[What is expected] Extract every line that contains the string "price".

[Figure record listings]
☆ ☆ ☆ ☆ ☆
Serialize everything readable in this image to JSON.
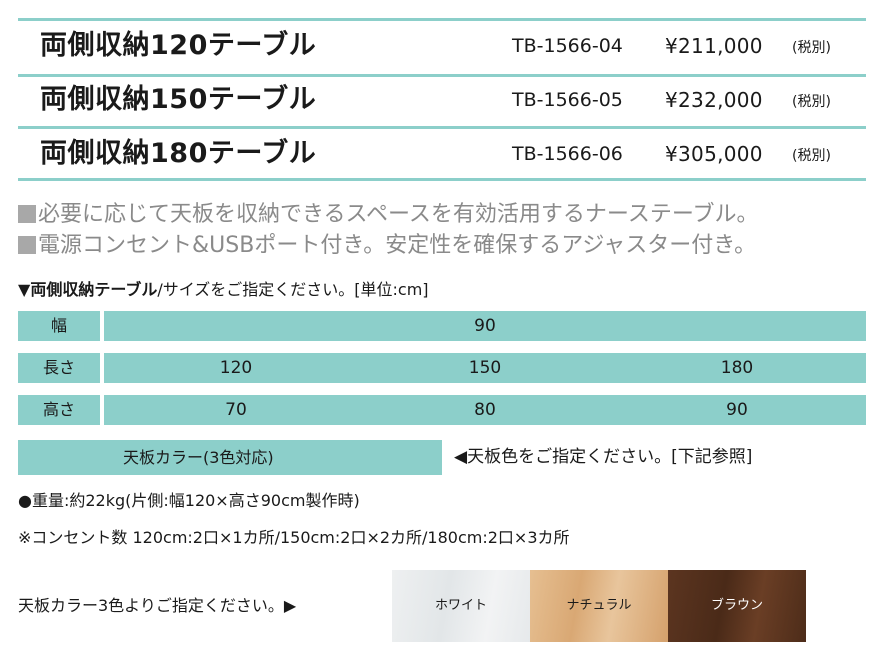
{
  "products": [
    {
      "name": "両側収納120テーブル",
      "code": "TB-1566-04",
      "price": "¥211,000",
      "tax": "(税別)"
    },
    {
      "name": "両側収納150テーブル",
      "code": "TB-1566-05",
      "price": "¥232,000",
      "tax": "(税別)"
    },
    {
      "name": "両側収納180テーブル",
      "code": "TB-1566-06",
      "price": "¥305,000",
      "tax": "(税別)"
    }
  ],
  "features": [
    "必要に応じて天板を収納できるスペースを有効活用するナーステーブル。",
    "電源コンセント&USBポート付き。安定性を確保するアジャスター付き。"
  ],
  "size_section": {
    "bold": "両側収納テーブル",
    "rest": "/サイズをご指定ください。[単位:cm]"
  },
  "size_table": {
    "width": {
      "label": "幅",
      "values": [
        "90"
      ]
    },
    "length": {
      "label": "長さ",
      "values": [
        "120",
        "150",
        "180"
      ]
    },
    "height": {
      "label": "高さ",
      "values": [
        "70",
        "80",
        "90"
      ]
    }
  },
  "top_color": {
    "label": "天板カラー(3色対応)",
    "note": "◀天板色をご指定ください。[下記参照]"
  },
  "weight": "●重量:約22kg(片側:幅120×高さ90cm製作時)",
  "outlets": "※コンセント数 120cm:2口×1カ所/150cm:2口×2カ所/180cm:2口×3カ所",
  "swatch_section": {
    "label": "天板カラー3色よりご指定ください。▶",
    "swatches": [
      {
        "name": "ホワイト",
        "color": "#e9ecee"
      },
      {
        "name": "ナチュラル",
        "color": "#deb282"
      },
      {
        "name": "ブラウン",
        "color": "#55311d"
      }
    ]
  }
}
☆ ☆ ☆ ☆ ☆
[Result]
      "price": "¥211,000",
      "price": "¥232,000",
      "price": "¥305,000",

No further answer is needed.